**Task instructions:** Reproduce each line of the listing exactly.

**Listing:**
[BEGIN]

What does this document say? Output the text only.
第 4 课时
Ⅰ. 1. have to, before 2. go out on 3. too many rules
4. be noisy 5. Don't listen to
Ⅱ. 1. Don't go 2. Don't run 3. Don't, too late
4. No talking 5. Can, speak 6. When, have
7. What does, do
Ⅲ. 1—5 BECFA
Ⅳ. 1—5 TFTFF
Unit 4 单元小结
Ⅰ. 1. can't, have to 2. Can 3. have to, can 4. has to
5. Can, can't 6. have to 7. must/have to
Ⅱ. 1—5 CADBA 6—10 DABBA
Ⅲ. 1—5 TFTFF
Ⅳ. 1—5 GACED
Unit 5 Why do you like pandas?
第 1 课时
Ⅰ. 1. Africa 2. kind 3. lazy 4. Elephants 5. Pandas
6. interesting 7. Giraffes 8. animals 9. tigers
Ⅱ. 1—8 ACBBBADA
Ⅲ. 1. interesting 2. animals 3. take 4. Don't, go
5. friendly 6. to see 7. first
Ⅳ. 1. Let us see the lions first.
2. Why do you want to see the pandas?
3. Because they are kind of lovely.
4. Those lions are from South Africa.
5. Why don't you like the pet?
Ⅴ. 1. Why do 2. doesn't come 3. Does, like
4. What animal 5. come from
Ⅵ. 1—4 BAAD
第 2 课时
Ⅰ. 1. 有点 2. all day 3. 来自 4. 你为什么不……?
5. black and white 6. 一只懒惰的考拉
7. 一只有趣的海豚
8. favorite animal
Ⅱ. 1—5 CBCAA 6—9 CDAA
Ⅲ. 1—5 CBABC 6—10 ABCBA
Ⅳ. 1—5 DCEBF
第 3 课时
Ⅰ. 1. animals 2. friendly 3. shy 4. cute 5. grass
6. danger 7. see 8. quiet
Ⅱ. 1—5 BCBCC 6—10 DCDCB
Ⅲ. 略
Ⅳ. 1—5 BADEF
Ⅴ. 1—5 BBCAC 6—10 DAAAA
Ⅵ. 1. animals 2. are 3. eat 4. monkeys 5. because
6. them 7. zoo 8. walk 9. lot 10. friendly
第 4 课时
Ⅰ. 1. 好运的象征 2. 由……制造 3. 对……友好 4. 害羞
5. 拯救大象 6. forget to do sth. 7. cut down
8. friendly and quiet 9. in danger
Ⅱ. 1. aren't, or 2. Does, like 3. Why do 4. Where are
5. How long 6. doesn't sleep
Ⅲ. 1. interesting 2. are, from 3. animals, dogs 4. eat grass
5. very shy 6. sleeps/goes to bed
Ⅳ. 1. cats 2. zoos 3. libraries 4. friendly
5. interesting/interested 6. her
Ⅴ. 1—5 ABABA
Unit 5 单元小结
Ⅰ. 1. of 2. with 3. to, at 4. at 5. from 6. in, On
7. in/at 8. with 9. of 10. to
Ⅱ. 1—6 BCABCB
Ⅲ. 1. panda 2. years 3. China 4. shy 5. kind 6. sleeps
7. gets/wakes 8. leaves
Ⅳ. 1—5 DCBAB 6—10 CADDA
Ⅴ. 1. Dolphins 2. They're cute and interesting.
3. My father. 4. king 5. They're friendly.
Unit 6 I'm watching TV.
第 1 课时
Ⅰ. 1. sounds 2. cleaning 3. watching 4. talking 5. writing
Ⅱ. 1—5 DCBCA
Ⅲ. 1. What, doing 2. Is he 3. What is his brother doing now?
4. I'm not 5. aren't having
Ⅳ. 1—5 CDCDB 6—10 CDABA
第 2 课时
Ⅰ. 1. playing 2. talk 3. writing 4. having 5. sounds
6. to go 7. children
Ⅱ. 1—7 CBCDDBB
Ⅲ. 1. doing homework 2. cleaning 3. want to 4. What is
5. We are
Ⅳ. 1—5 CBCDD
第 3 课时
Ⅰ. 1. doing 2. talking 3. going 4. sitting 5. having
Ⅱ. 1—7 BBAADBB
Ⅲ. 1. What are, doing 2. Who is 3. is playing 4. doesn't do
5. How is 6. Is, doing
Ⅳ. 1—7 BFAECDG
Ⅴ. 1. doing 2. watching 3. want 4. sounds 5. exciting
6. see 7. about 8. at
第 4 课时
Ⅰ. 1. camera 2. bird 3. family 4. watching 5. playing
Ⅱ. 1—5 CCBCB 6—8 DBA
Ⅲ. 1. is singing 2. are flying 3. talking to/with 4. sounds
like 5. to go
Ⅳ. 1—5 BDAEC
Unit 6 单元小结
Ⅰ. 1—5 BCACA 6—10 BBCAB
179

[END]

**Finished answer:**
What does this document say? Output the text only.
第 4 课时
Ⅰ. 1. have to, before 2. go out on 3. too many rules
4. be noisy 5. Don't listen to
Ⅱ. 1. Don't go 2. Don't run 3. Don't, too late
4. No talking 5. Can, speak 6. When, have
7. What does, do
Ⅲ. 1—5 BECFA
Ⅳ. 1—5 TFTFF
Unit 4 单元小结
Ⅰ. 1. can't, have to 2. Can 3. have to, can 4. has to
5. Can, can't 6. have to 7. must/have to
Ⅱ. 1—5 CADBA 6—10 DABBA
Ⅲ. 1—5 TFTFF
Ⅳ. 1—5 GACED
Unit 5 Why do you like pandas?
第 1 课时
Ⅰ. 1. Africa 2. kind 3. lazy 4. Elephants 5. Pandas
6. interesting 7. Giraffes 8. animals 9. tigers
Ⅱ. 1—8 ACBBBADA
Ⅲ. 1. interesting 2. animals 3. take 4. Don't, go
5. friendly 6. to see 7. first
Ⅳ. 1. Let us see the lions first.
2. Why do you want to see the pandas?
3. Because they are kind of lovely.
4. Those lions are from South Africa.
5. Why don't you like the pet?
Ⅴ. 1. Why do 2. doesn't come 3. Does, like
4. What animal 5. come from
Ⅵ. 1—4 BAAD
第 2 课时
Ⅰ. 1. 有点 2. all day 3. 来自 4. 你为什么不……?
5. black and white 6. 一只懒惰的考拉
7. 一只有趣的海豚
8. favorite animal
Ⅱ. 1—5 CBCAA 6—9 CDAA
Ⅲ. 1—5 CBABC 6—10 ABCBA
Ⅳ. 1—5 DCEBF
第 3 课时
Ⅰ. 1. animals 2. friendly 3. shy 4. cute 5. grass
6. danger 7. see 8. quiet
Ⅱ. 1—5 BCBCC 6—10 DCDCB
Ⅲ. 略
Ⅳ. 1—5 BADEF
Ⅴ. 1—5 BBCAC 6—10 DAAAA
Ⅵ. 1. animals 2. are 3. eat 4. monkeys 5. because
6. them 7. zoo 8. walk 9. lot 10. friendly
第 4 课时
Ⅰ. 1. 好运的象征 2. 由……制造 3. 对……友好 4. 害羞
5. 拯救大象 6. forget to do sth. 7. cut down
8. friendly and quiet 9. in danger
Ⅱ. 1. aren't, or 2. Does, like 3. Why do 4. Where are
5. How long 6. doesn't sleep
Ⅲ. 1. interesting 2. are, from 3. animals, dogs 4. eat grass
5. very shy 6. sleeps/goes to bed
Ⅳ. 1. cats 2. zoos 3. libraries 4. friendly
5. interesting/interested 6. her
Ⅴ. 1—5 ABABA
Unit 5 单元小结
Ⅰ. 1. of 2. with 3. to, at 4. at 5. from 6. in, On
7. in/at 8. with 9. of 10. to
Ⅱ. 1—6 BCABCB
Ⅲ. 1. panda 2. years 3. China 4. shy 5. kind 6. sleeps
7. gets/wakes 8. leaves
Ⅳ. 1—5 DCBAB 6—10 CADDA
Ⅴ. 1. Dolphins 2. They're cute and interesting.
3. My father. 4. king 5. They're friendly.
Unit 6 I'm watching TV.
第 1 课时
Ⅰ. 1. sounds 2. cleaning 3. watching 4. talking 5. writing
Ⅱ. 1—5 DCBCA
Ⅲ. 1. What, doing 2. Is he 3. What is his brother doing now?
4. I'm not 5. aren't having
Ⅳ. 1—5 CDCDB 6—10 CDABA
第 2 课时
Ⅰ. 1. playing 2. talk 3. writing 4. having 5. sounds
6. to go 7. children
Ⅱ. 1—7 CBCDDBB
Ⅲ. 1. doing homework 2. cleaning 3. want to 4. What is
5. We are
Ⅳ. 1—5 CBCDD
第 3 课时
Ⅰ. 1. doing 2. talking 3. going 4. sitting 5. having
Ⅱ. 1—7 BBAADBB
Ⅲ. 1. What are, doing 2. Who is 3. is playing 4. doesn't do
5. How is 6. Is, doing
Ⅳ. 1—7 BFAECDG
Ⅴ. 1. doing 2. watching 3. want 4. sounds 5. exciting
6. see 7. about 8. at
第 4 课时
Ⅰ. 1. camera 2. bird 3. family 4. watching 5. playing
Ⅱ. 1—5 CCBCB 6—8 DBA
Ⅲ. 1. is singing 2. are flying 3. talking to/with 4. sounds
like 5. to go
Ⅳ. 1—5 BDAEC
Unit 6 单元小结
Ⅰ. 1—5 BCACA 6—10 BBCAB
179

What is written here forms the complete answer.